● **Work to be completed**
Repeat the material verbatim and drop the pictures.

● **Dataset entries on figures**
***

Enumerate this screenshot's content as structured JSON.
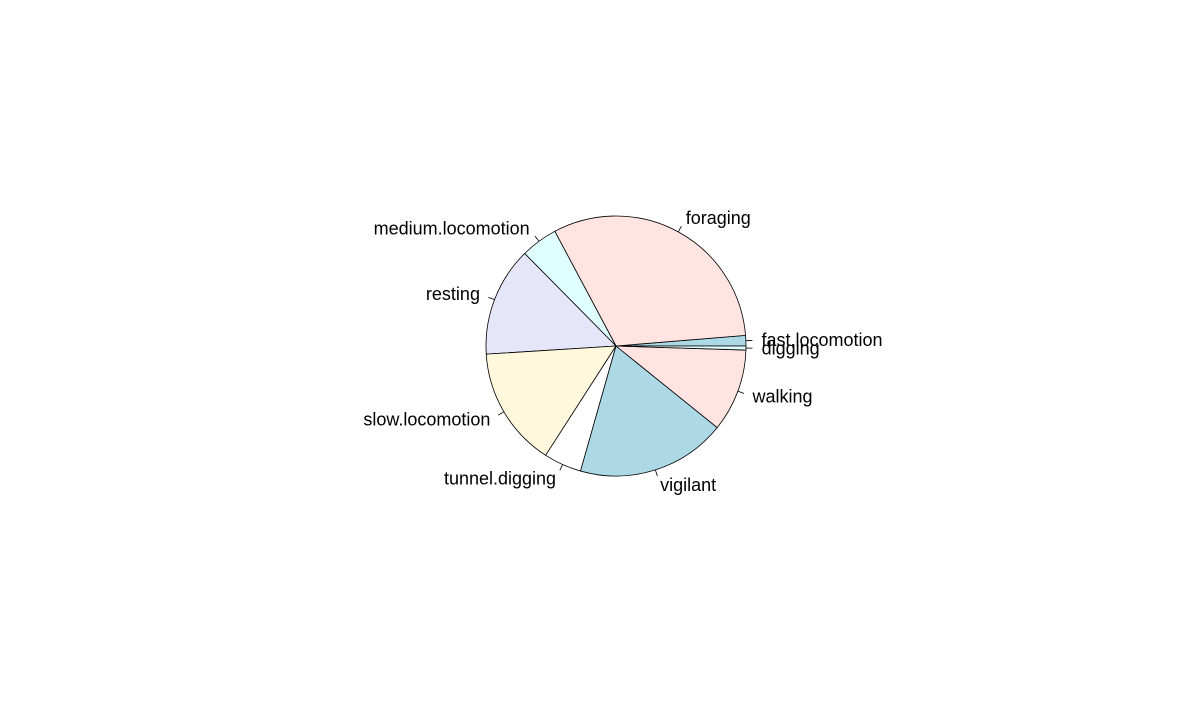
{
  "chart_data": {
    "type": "pie",
    "title": "",
    "start_angle_deg": 0,
    "direction": "counterclockwise",
    "slices": [
      {
        "label": "fast.locomotion",
        "value": 1.3,
        "color": "#add8e6"
      },
      {
        "label": "foraging",
        "value": 31.5,
        "color": "#ffe4e1"
      },
      {
        "label": "medium.locomotion",
        "value": 4.6,
        "color": "#e0ffff"
      },
      {
        "label": "resting",
        "value": 13.6,
        "color": "#e6e6fa"
      },
      {
        "label": "slow.locomotion",
        "value": 14.9,
        "color": "#fff8dc"
      },
      {
        "label": "tunnel.digging",
        "value": 4.7,
        "color": "#ffffff"
      },
      {
        "label": "vigilant",
        "value": 18.6,
        "color": "#add8e6"
      },
      {
        "label": "walking",
        "value": 10.3,
        "color": "#ffe4e1"
      },
      {
        "label": "digging",
        "value": 0.5,
        "color": "#e0ffff"
      }
    ]
  }
}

***

● **Written solution**
Enumerate this screenshot's content as structured JSON.
{
  "chart_data": {
    "type": "pie",
    "title": "",
    "start_angle_deg": 0,
    "direction": "counterclockwise",
    "slices": [
      {
        "label": "fast.locomotion",
        "value": 1.3,
        "color": "#add8e6"
      },
      {
        "label": "foraging",
        "value": 31.5,
        "color": "#ffe4e1"
      },
      {
        "label": "medium.locomotion",
        "value": 4.6,
        "color": "#e0ffff"
      },
      {
        "label": "resting",
        "value": 13.6,
        "color": "#e6e6fa"
      },
      {
        "label": "slow.locomotion",
        "value": 14.9,
        "color": "#fff8dc"
      },
      {
        "label": "tunnel.digging",
        "value": 4.7,
        "color": "#ffffff"
      },
      {
        "label": "vigilant",
        "value": 18.6,
        "color": "#add8e6"
      },
      {
        "label": "walking",
        "value": 10.3,
        "color": "#ffe4e1"
      },
      {
        "label": "digging",
        "value": 0.5,
        "color": "#e0ffff"
      }
    ]
  }
}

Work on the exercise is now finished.